→ Written instruction:
Count the lines below that contain the word "name" and give only that number.

→ Raw records:
+++++
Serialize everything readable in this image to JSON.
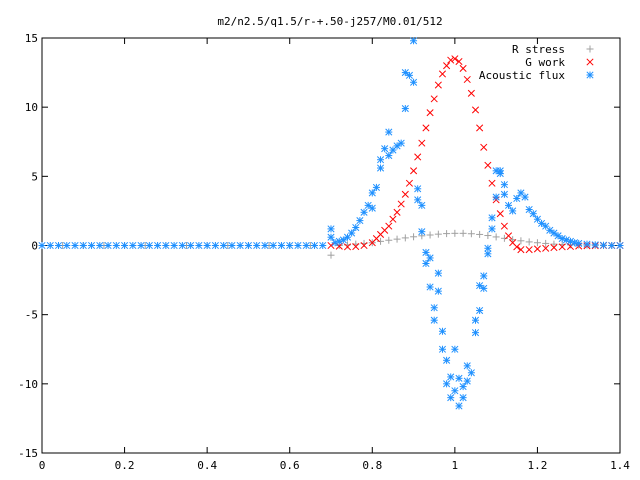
{
  "chart_data": {
    "type": "scatter",
    "title": "m2/n2.5/q1.5/r-+.50-j257/M0.01/512",
    "xlabel": "",
    "ylabel": "",
    "xlim": [
      0,
      1.4
    ],
    "ylim": [
      -15,
      15
    ],
    "xticks": [
      0,
      0.2,
      0.4,
      0.6,
      0.8,
      1.0,
      1.2,
      1.4
    ],
    "xtick_labels": [
      "0",
      "0.2",
      "0.4",
      "0.6",
      "0.8",
      "1",
      "1.2",
      "1.4"
    ],
    "yticks": [
      -15,
      -10,
      -5,
      0,
      5,
      10,
      15
    ],
    "ytick_labels": [
      "-15",
      "-10",
      "-5",
      "0",
      "5",
      "10",
      "15"
    ],
    "grid": false,
    "legend_position": "top-right",
    "series": [
      {
        "name": "R stress",
        "marker": "plus",
        "color": "#a0a0a0",
        "points": [
          [
            0.0,
            0.0
          ],
          [
            0.05,
            0.0
          ],
          [
            0.1,
            0.0
          ],
          [
            0.15,
            0.0
          ],
          [
            0.2,
            0.0
          ],
          [
            0.25,
            0.0
          ],
          [
            0.3,
            0.0
          ],
          [
            0.35,
            0.0
          ],
          [
            0.4,
            0.0
          ],
          [
            0.45,
            0.0
          ],
          [
            0.5,
            0.0
          ],
          [
            0.55,
            0.0
          ],
          [
            0.6,
            0.0
          ],
          [
            0.65,
            0.0
          ],
          [
            0.7,
            -0.7
          ],
          [
            0.72,
            0.0
          ],
          [
            0.74,
            0.05
          ],
          [
            0.76,
            0.1
          ],
          [
            0.78,
            0.15
          ],
          [
            0.8,
            0.2
          ],
          [
            0.82,
            0.3
          ],
          [
            0.84,
            0.38
          ],
          [
            0.86,
            0.46
          ],
          [
            0.88,
            0.55
          ],
          [
            0.9,
            0.63
          ],
          [
            0.92,
            0.7
          ],
          [
            0.94,
            0.76
          ],
          [
            0.96,
            0.82
          ],
          [
            0.98,
            0.86
          ],
          [
            1.0,
            0.88
          ],
          [
            1.02,
            0.88
          ],
          [
            1.04,
            0.85
          ],
          [
            1.06,
            0.8
          ],
          [
            1.08,
            0.72
          ],
          [
            1.1,
            0.62
          ],
          [
            1.12,
            0.52
          ],
          [
            1.14,
            0.42
          ],
          [
            1.16,
            0.34
          ],
          [
            1.18,
            0.26
          ],
          [
            1.2,
            0.2
          ],
          [
            1.22,
            0.15
          ],
          [
            1.24,
            0.1
          ],
          [
            1.26,
            0.07
          ],
          [
            1.28,
            0.05
          ],
          [
            1.3,
            0.03
          ],
          [
            1.32,
            0.02
          ],
          [
            1.34,
            0.01
          ],
          [
            1.36,
            0.0
          ],
          [
            1.38,
            0.0
          ],
          [
            1.4,
            0.0
          ]
        ]
      },
      {
        "name": "G work",
        "marker": "cross",
        "color": "#ff0000",
        "points": [
          [
            0.7,
            0.0
          ],
          [
            0.72,
            -0.05
          ],
          [
            0.74,
            -0.1
          ],
          [
            0.76,
            -0.08
          ],
          [
            0.78,
            0.0
          ],
          [
            0.8,
            0.2
          ],
          [
            0.81,
            0.5
          ],
          [
            0.82,
            0.8
          ],
          [
            0.83,
            1.1
          ],
          [
            0.84,
            1.4
          ],
          [
            0.85,
            1.9
          ],
          [
            0.86,
            2.4
          ],
          [
            0.87,
            3.0
          ],
          [
            0.88,
            3.7
          ],
          [
            0.89,
            4.5
          ],
          [
            0.9,
            5.4
          ],
          [
            0.91,
            6.4
          ],
          [
            0.92,
            7.4
          ],
          [
            0.93,
            8.5
          ],
          [
            0.94,
            9.6
          ],
          [
            0.95,
            10.6
          ],
          [
            0.96,
            11.6
          ],
          [
            0.97,
            12.4
          ],
          [
            0.98,
            13.0
          ],
          [
            0.99,
            13.4
          ],
          [
            1.0,
            13.5
          ],
          [
            1.01,
            13.3
          ],
          [
            1.02,
            12.8
          ],
          [
            1.03,
            12.0
          ],
          [
            1.04,
            11.0
          ],
          [
            1.05,
            9.8
          ],
          [
            1.06,
            8.5
          ],
          [
            1.07,
            7.1
          ],
          [
            1.08,
            5.8
          ],
          [
            1.09,
            4.5
          ],
          [
            1.1,
            3.3
          ],
          [
            1.11,
            2.3
          ],
          [
            1.12,
            1.4
          ],
          [
            1.13,
            0.7
          ],
          [
            1.14,
            0.2
          ],
          [
            1.15,
            -0.1
          ],
          [
            1.16,
            -0.3
          ],
          [
            1.18,
            -0.3
          ],
          [
            1.2,
            -0.25
          ],
          [
            1.22,
            -0.2
          ],
          [
            1.24,
            -0.15
          ],
          [
            1.26,
            -0.1
          ],
          [
            1.28,
            -0.07
          ],
          [
            1.3,
            -0.04
          ],
          [
            1.32,
            -0.02
          ],
          [
            1.34,
            -0.01
          ],
          [
            1.36,
            0.0
          ],
          [
            1.38,
            0.0
          ],
          [
            1.4,
            0.0
          ]
        ]
      },
      {
        "name": "Acoustic flux",
        "marker": "star",
        "color": "#1e90ff",
        "points": [
          [
            0.0,
            0.0
          ],
          [
            0.02,
            0.0
          ],
          [
            0.04,
            0.0
          ],
          [
            0.06,
            0.0
          ],
          [
            0.08,
            0.0
          ],
          [
            0.1,
            0.0
          ],
          [
            0.12,
            0.0
          ],
          [
            0.14,
            0.0
          ],
          [
            0.16,
            0.0
          ],
          [
            0.18,
            0.0
          ],
          [
            0.2,
            0.0
          ],
          [
            0.22,
            0.0
          ],
          [
            0.24,
            0.0
          ],
          [
            0.26,
            0.0
          ],
          [
            0.28,
            0.0
          ],
          [
            0.3,
            0.0
          ],
          [
            0.32,
            0.0
          ],
          [
            0.34,
            0.0
          ],
          [
            0.36,
            0.0
          ],
          [
            0.38,
            0.0
          ],
          [
            0.4,
            0.0
          ],
          [
            0.42,
            0.0
          ],
          [
            0.44,
            0.0
          ],
          [
            0.46,
            0.0
          ],
          [
            0.48,
            0.0
          ],
          [
            0.5,
            0.0
          ],
          [
            0.52,
            0.0
          ],
          [
            0.54,
            0.0
          ],
          [
            0.56,
            0.0
          ],
          [
            0.58,
            0.0
          ],
          [
            0.6,
            0.0
          ],
          [
            0.62,
            0.0
          ],
          [
            0.64,
            0.0
          ],
          [
            0.66,
            0.0
          ],
          [
            0.68,
            0.0
          ],
          [
            0.7,
            1.2
          ],
          [
            0.7,
            0.6
          ],
          [
            0.71,
            0.2
          ],
          [
            0.72,
            0.3
          ],
          [
            0.73,
            0.4
          ],
          [
            0.74,
            0.6
          ],
          [
            0.75,
            0.9
          ],
          [
            0.76,
            1.3
          ],
          [
            0.77,
            1.8
          ],
          [
            0.78,
            2.4
          ],
          [
            0.79,
            2.9
          ],
          [
            0.8,
            2.7
          ],
          [
            0.8,
            3.8
          ],
          [
            0.81,
            4.2
          ],
          [
            0.82,
            5.6
          ],
          [
            0.82,
            6.2
          ],
          [
            0.83,
            7.0
          ],
          [
            0.84,
            8.2
          ],
          [
            0.84,
            6.5
          ],
          [
            0.85,
            6.9
          ],
          [
            0.86,
            7.2
          ],
          [
            0.87,
            7.4
          ],
          [
            0.88,
            9.9
          ],
          [
            0.88,
            12.5
          ],
          [
            0.89,
            12.3
          ],
          [
            0.9,
            11.8
          ],
          [
            0.9,
            14.8
          ],
          [
            0.91,
            4.1
          ],
          [
            0.91,
            3.3
          ],
          [
            0.92,
            2.9
          ],
          [
            0.92,
            1.0
          ],
          [
            0.93,
            -0.5
          ],
          [
            0.93,
            -1.3
          ],
          [
            0.94,
            -0.9
          ],
          [
            0.94,
            -3.0
          ],
          [
            0.95,
            -4.5
          ],
          [
            0.95,
            -5.4
          ],
          [
            0.96,
            -3.3
          ],
          [
            0.96,
            -2.0
          ],
          [
            0.97,
            -6.2
          ],
          [
            0.97,
            -7.5
          ],
          [
            0.98,
            -8.3
          ],
          [
            0.98,
            -10.0
          ],
          [
            0.99,
            -11.0
          ],
          [
            0.99,
            -9.5
          ],
          [
            1.0,
            -10.5
          ],
          [
            1.0,
            -7.5
          ],
          [
            1.01,
            -11.6
          ],
          [
            1.01,
            -9.6
          ],
          [
            1.02,
            -10.2
          ],
          [
            1.02,
            -11.0
          ],
          [
            1.03,
            -9.8
          ],
          [
            1.03,
            -8.7
          ],
          [
            1.04,
            -9.2
          ],
          [
            1.05,
            -6.3
          ],
          [
            1.05,
            -5.4
          ],
          [
            1.06,
            -4.7
          ],
          [
            1.06,
            -2.9
          ],
          [
            1.07,
            -2.2
          ],
          [
            1.07,
            -3.1
          ],
          [
            1.08,
            -0.6
          ],
          [
            1.08,
            -0.2
          ],
          [
            1.09,
            1.2
          ],
          [
            1.09,
            2.0
          ],
          [
            1.1,
            3.5
          ],
          [
            1.1,
            5.4
          ],
          [
            1.11,
            5.2
          ],
          [
            1.11,
            5.4
          ],
          [
            1.12,
            4.4
          ],
          [
            1.12,
            3.7
          ],
          [
            1.13,
            2.9
          ],
          [
            1.14,
            2.5
          ],
          [
            1.15,
            3.4
          ],
          [
            1.16,
            3.8
          ],
          [
            1.17,
            3.5
          ],
          [
            1.18,
            2.6
          ],
          [
            1.19,
            2.3
          ],
          [
            1.2,
            1.9
          ],
          [
            1.21,
            1.6
          ],
          [
            1.22,
            1.4
          ],
          [
            1.23,
            1.1
          ],
          [
            1.24,
            0.9
          ],
          [
            1.25,
            0.7
          ],
          [
            1.26,
            0.5
          ],
          [
            1.27,
            0.4
          ],
          [
            1.28,
            0.3
          ],
          [
            1.29,
            0.2
          ],
          [
            1.3,
            0.15
          ],
          [
            1.32,
            0.1
          ],
          [
            1.34,
            0.05
          ],
          [
            1.36,
            0.02
          ],
          [
            1.38,
            0.0
          ],
          [
            1.4,
            0.0
          ]
        ]
      }
    ]
  }
}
+++++
→ Written response:
3